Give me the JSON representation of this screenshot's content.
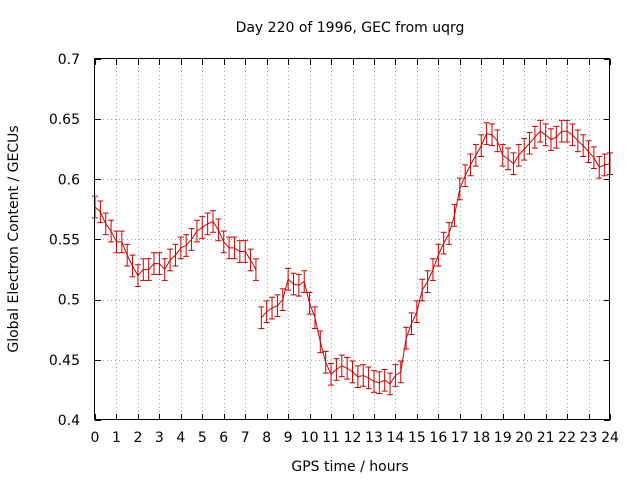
{
  "chart_data": {
    "type": "line",
    "title": "Day 220 of 1996, GEC from uqrg",
    "xlabel": "GPS time / hours",
    "ylabel": "Global Electron Content / GECUs",
    "xlim": [
      0,
      24
    ],
    "ylim": [
      0.4,
      0.7
    ],
    "x_ticks": [
      0,
      1,
      2,
      3,
      4,
      5,
      6,
      7,
      8,
      9,
      10,
      11,
      12,
      13,
      14,
      15,
      16,
      17,
      18,
      19,
      20,
      21,
      22,
      23,
      24
    ],
    "y_ticks": [
      0.4,
      0.45,
      0.5,
      0.55,
      0.6,
      0.65,
      0.7
    ],
    "y_tick_labels": [
      "0.4",
      "0.45",
      "0.5",
      "0.55",
      "0.6",
      "0.65",
      "0.7"
    ],
    "grid": true,
    "colors": {
      "series": "#cc0000"
    },
    "series": [
      {
        "error_bar": 0.009,
        "segments": [
          {
            "x": [
              0.0,
              0.25,
              0.5,
              0.75,
              1.0,
              1.25,
              1.5,
              1.75,
              2.0,
              2.25,
              2.5,
              2.75,
              3.0,
              3.25,
              3.5,
              3.75,
              4.0,
              4.25,
              4.5,
              4.75,
              5.0,
              5.25,
              5.5,
              5.75,
              6.0,
              6.25,
              6.5,
              6.75,
              7.0,
              7.25,
              7.5
            ],
            "y": [
              0.577,
              0.573,
              0.563,
              0.557,
              0.548,
              0.548,
              0.537,
              0.528,
              0.52,
              0.525,
              0.525,
              0.53,
              0.53,
              0.525,
              0.533,
              0.537,
              0.543,
              0.545,
              0.55,
              0.557,
              0.56,
              0.563,
              0.565,
              0.558,
              0.548,
              0.543,
              0.543,
              0.54,
              0.54,
              0.533,
              0.525
            ]
          },
          {
            "x": [
              7.75,
              8.0,
              8.25,
              8.5,
              8.75,
              9.0,
              9.25,
              9.5,
              9.75,
              10.0,
              10.25,
              10.5,
              10.75,
              11.0,
              11.25,
              11.5,
              11.75,
              12.0,
              12.25,
              12.5,
              12.75,
              13.0,
              13.25,
              13.5,
              13.75,
              14.0,
              14.25,
              14.5,
              14.75,
              15.0,
              15.25,
              15.5,
              15.75,
              16.0,
              16.25,
              16.5,
              16.75,
              17.0,
              17.25,
              17.5,
              17.75,
              18.0,
              18.25,
              18.5,
              18.75,
              19.0,
              19.25,
              19.5,
              19.75,
              20.0,
              20.25,
              20.5,
              20.75,
              21.0,
              21.25,
              21.5,
              21.75,
              22.0,
              22.25,
              22.5,
              22.75,
              23.0,
              23.25,
              23.5,
              23.75,
              24.0
            ],
            "y": [
              0.485,
              0.49,
              0.493,
              0.495,
              0.5,
              0.517,
              0.513,
              0.512,
              0.515,
              0.497,
              0.485,
              0.465,
              0.448,
              0.438,
              0.442,
              0.445,
              0.443,
              0.44,
              0.436,
              0.437,
              0.435,
              0.432,
              0.431,
              0.433,
              0.43,
              0.437,
              0.44,
              0.468,
              0.48,
              0.49,
              0.508,
              0.515,
              0.525,
              0.537,
              0.547,
              0.555,
              0.57,
              0.592,
              0.603,
              0.612,
              0.62,
              0.628,
              0.638,
              0.637,
              0.632,
              0.62,
              0.617,
              0.613,
              0.62,
              0.625,
              0.63,
              0.635,
              0.64,
              0.637,
              0.633,
              0.635,
              0.64,
              0.64,
              0.637,
              0.632,
              0.628,
              0.623,
              0.618,
              0.61,
              0.612,
              0.613
            ]
          }
        ]
      }
    ]
  }
}
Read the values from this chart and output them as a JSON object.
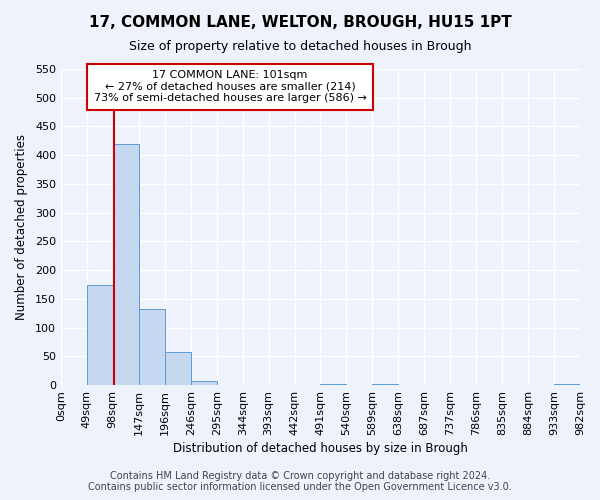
{
  "title": "17, COMMON LANE, WELTON, BROUGH, HU15 1PT",
  "subtitle": "Size of property relative to detached houses in Brough",
  "xlabel": "Distribution of detached houses by size in Brough",
  "ylabel": "Number of detached properties",
  "bin_edges": [
    0,
    49,
    98,
    147,
    196,
    246,
    295,
    344,
    393,
    442,
    491,
    540,
    589,
    638,
    687,
    737,
    786,
    835,
    884,
    933,
    982
  ],
  "bin_labels": [
    "0sqm",
    "49sqm",
    "98sqm",
    "147sqm",
    "196sqm",
    "246sqm",
    "295sqm",
    "344sqm",
    "393sqm",
    "442sqm",
    "491sqm",
    "540sqm",
    "589sqm",
    "638sqm",
    "687sqm",
    "737sqm",
    "786sqm",
    "835sqm",
    "884sqm",
    "933sqm",
    "982sqm"
  ],
  "counts": [
    0,
    175,
    420,
    133,
    58,
    7,
    0,
    0,
    0,
    0,
    2,
    0,
    1,
    0,
    0,
    0,
    0,
    0,
    0,
    2
  ],
  "bar_color": "#c5d8f0",
  "bar_edge_color": "#5b9bd5",
  "property_line_x": 101,
  "property_line_color": "#cc0000",
  "annotation_text": "17 COMMON LANE: 101sqm\n← 27% of detached houses are smaller (214)\n73% of semi-detached houses are larger (586) →",
  "annotation_box_color": "#ffffff",
  "annotation_box_edge_color": "#cc0000",
  "ylim": [
    0,
    550
  ],
  "yticks": [
    0,
    50,
    100,
    150,
    200,
    250,
    300,
    350,
    400,
    450,
    500,
    550
  ],
  "footer_line1": "Contains HM Land Registry data © Crown copyright and database right 2024.",
  "footer_line2": "Contains public sector information licensed under the Open Government Licence v3.0.",
  "background_color": "#eef2fa",
  "grid_color": "#ffffff",
  "title_fontsize": 11,
  "subtitle_fontsize": 9,
  "footer_fontsize": 7
}
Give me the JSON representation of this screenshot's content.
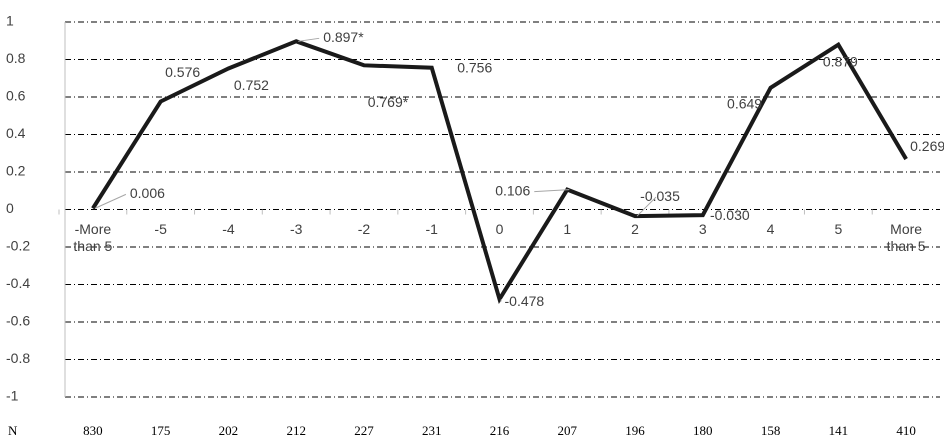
{
  "chart_data": {
    "type": "line",
    "categories": [
      "-More than 5",
      "-5",
      "-4",
      "-3",
      "-2",
      "-1",
      "0",
      "1",
      "2",
      "3",
      "4",
      "5",
      "More than 5"
    ],
    "series": [
      {
        "color": "#1a1a1a",
        "values": [
          0.006,
          0.576,
          0.752,
          0.897,
          0.769,
          0.756,
          -0.478,
          0.106,
          -0.035,
          -0.03,
          0.649,
          0.879,
          0.269
        ],
        "value_labels": [
          "0.006",
          "0.576",
          "0.752",
          "0.897*",
          "0.769*",
          "0.756",
          "-0.478",
          "0.106",
          "-0.035",
          "-0.030",
          "0.649",
          "0.879",
          "0.269"
        ]
      }
    ],
    "ylim": [
      -1,
      1
    ],
    "yticks": [
      -1,
      -0.8,
      -0.6,
      -0.4,
      -0.2,
      0,
      0.2,
      0.4,
      0.6,
      0.8,
      1
    ],
    "grid": true,
    "n_label": "N",
    "n_values": [
      "830",
      "175",
      "202",
      "212",
      "227",
      "231",
      "216",
      "207",
      "196",
      "180",
      "158",
      "141",
      "410"
    ]
  }
}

Challenge:
Write every record out again exactly; no pictures belong in the copy.

Complete response:
Give me the JSON representation of this screenshot's content.
{
  "chart_data": {
    "type": "line",
    "title": "Day 220 of 1996, GEC from uqrg",
    "xlabel": "GPS time / hours",
    "ylabel": "Global Electron Content / GECUs",
    "xlim": [
      0,
      24
    ],
    "ylim": [
      0.4,
      0.7
    ],
    "x_ticks": [
      0,
      1,
      2,
      3,
      4,
      5,
      6,
      7,
      8,
      9,
      10,
      11,
      12,
      13,
      14,
      15,
      16,
      17,
      18,
      19,
      20,
      21,
      22,
      23,
      24
    ],
    "y_ticks": [
      0.4,
      0.45,
      0.5,
      0.55,
      0.6,
      0.65,
      0.7
    ],
    "y_tick_labels": [
      "0.4",
      "0.45",
      "0.5",
      "0.55",
      "0.6",
      "0.65",
      "0.7"
    ],
    "grid": true,
    "colors": {
      "series": "#cc0000"
    },
    "series": [
      {
        "error_bar": 0.009,
        "segments": [
          {
            "x": [
              0.0,
              0.25,
              0.5,
              0.75,
              1.0,
              1.25,
              1.5,
              1.75,
              2.0,
              2.25,
              2.5,
              2.75,
              3.0,
              3.25,
              3.5,
              3.75,
              4.0,
              4.25,
              4.5,
              4.75,
              5.0,
              5.25,
              5.5,
              5.75,
              6.0,
              6.25,
              6.5,
              6.75,
              7.0,
              7.25,
              7.5
            ],
            "y": [
              0.577,
              0.573,
              0.563,
              0.557,
              0.548,
              0.548,
              0.537,
              0.528,
              0.52,
              0.525,
              0.525,
              0.53,
              0.53,
              0.525,
              0.533,
              0.537,
              0.543,
              0.545,
              0.55,
              0.557,
              0.56,
              0.563,
              0.565,
              0.558,
              0.548,
              0.543,
              0.543,
              0.54,
              0.54,
              0.533,
              0.525
            ]
          },
          {
            "x": [
              7.75,
              8.0,
              8.25,
              8.5,
              8.75,
              9.0,
              9.25,
              9.5,
              9.75,
              10.0,
              10.25,
              10.5,
              10.75,
              11.0,
              11.25,
              11.5,
              11.75,
              12.0,
              12.25,
              12.5,
              12.75,
              13.0,
              13.25,
              13.5,
              13.75,
              14.0,
              14.25,
              14.5,
              14.75,
              15.0,
              15.25,
              15.5,
              15.75,
              16.0,
              16.25,
              16.5,
              16.75,
              17.0,
              17.25,
              17.5,
              17.75,
              18.0,
              18.25,
              18.5,
              18.75,
              19.0,
              19.25,
              19.5,
              19.75,
              20.0,
              20.25,
              20.5,
              20.75,
              21.0,
              21.25,
              21.5,
              21.75,
              22.0,
              22.25,
              22.5,
              22.75,
              23.0,
              23.25,
              23.5,
              23.75,
              24.0
            ],
            "y": [
              0.485,
              0.49,
              0.493,
              0.495,
              0.5,
              0.517,
              0.513,
              0.512,
              0.515,
              0.497,
              0.485,
              0.465,
              0.448,
              0.438,
              0.442,
              0.445,
              0.443,
              0.44,
              0.436,
              0.437,
              0.435,
              0.432,
              0.431,
              0.433,
              0.43,
              0.437,
              0.44,
              0.468,
              0.48,
              0.49,
              0.508,
              0.515,
              0.525,
              0.537,
              0.547,
              0.555,
              0.57,
              0.592,
              0.603,
              0.612,
              0.62,
              0.628,
              0.638,
              0.637,
              0.632,
              0.62,
              0.617,
              0.613,
              0.62,
              0.625,
              0.63,
              0.635,
              0.64,
              0.637,
              0.633,
              0.635,
              0.64,
              0.64,
              0.637,
              0.632,
              0.628,
              0.623,
              0.618,
              0.61,
              0.612,
              0.613
            ]
          }
        ]
      }
    ]
  }
}
Read the values from this chart and output them as a JSON object.
{
  "title": "17, COMMON LANE, WELTON, BROUGH, HU15 1PT",
  "subtitle": "Size of property relative to detached houses in Brough",
  "xlabel": "Distribution of detached houses by size in Brough",
  "ylabel": "Number of detached properties",
  "bin_edges": [
    0,
    49,
    98,
    147,
    196,
    246,
    295,
    344,
    393,
    442,
    491,
    540,
    589,
    638,
    687,
    737,
    786,
    835,
    884,
    933,
    982
  ],
  "bin_labels": [
    "0sqm",
    "49sqm",
    "98sqm",
    "147sqm",
    "196sqm",
    "246sqm",
    "295sqm",
    "344sqm",
    "393sqm",
    "442sqm",
    "491sqm",
    "540sqm",
    "589sqm",
    "638sqm",
    "687sqm",
    "737sqm",
    "786sqm",
    "835sqm",
    "884sqm",
    "933sqm",
    "982sqm"
  ],
  "counts": [
    0,
    175,
    420,
    133,
    58,
    7,
    0,
    0,
    0,
    0,
    2,
    0,
    1,
    0,
    0,
    0,
    0,
    0,
    0,
    2
  ],
  "bar_color": "#c5d8f0",
  "bar_edge_color": "#5b9bd5",
  "property_line_x": 101,
  "property_line_color": "#cc0000",
  "annotation_text": "17 COMMON LANE: 101sqm\n← 27% of detached houses are smaller (214)\n73% of semi-detached houses are larger (586) →",
  "annotation_box_color": "#ffffff",
  "annotation_box_edge_color": "#cc0000",
  "ylim": [
    0,
    550
  ],
  "yticks": [
    0,
    50,
    100,
    150,
    200,
    250,
    300,
    350,
    400,
    450,
    500,
    550
  ],
  "footer_line1": "Contains HM Land Registry data © Crown copyright and database right 2024.",
  "footer_line2": "Contains public sector information licensed under the Open Government Licence v3.0.",
  "background_color": "#eef2fa",
  "grid_color": "#ffffff",
  "title_fontsize": 11,
  "subtitle_fontsize": 9,
  "footer_fontsize": 7
}
Give me the JSON representation of this screenshot's content.
{
  "chart_data": {
    "type": "line",
    "categories": [
      "-More than 5",
      "-5",
      "-4",
      "-3",
      "-2",
      "-1",
      "0",
      "1",
      "2",
      "3",
      "4",
      "5",
      "More than 5"
    ],
    "series": [
      {
        "color": "#1a1a1a",
        "values": [
          0.006,
          0.576,
          0.752,
          0.897,
          0.769,
          0.756,
          -0.478,
          0.106,
          -0.035,
          -0.03,
          0.649,
          0.879,
          0.269
        ],
        "value_labels": [
          "0.006",
          "0.576",
          "0.752",
          "0.897*",
          "0.769*",
          "0.756",
          "-0.478",
          "0.106",
          "-0.035",
          "-0.030",
          "0.649",
          "0.879",
          "0.269"
        ]
      }
    ],
    "ylim": [
      -1,
      1
    ],
    "yticks": [
      -1,
      -0.8,
      -0.6,
      -0.4,
      -0.2,
      0,
      0.2,
      0.4,
      0.6,
      0.8,
      1
    ],
    "grid": true,
    "n_label": "N",
    "n_values": [
      "830",
      "175",
      "202",
      "212",
      "227",
      "231",
      "216",
      "207",
      "196",
      "180",
      "158",
      "141",
      "410"
    ]
  }
}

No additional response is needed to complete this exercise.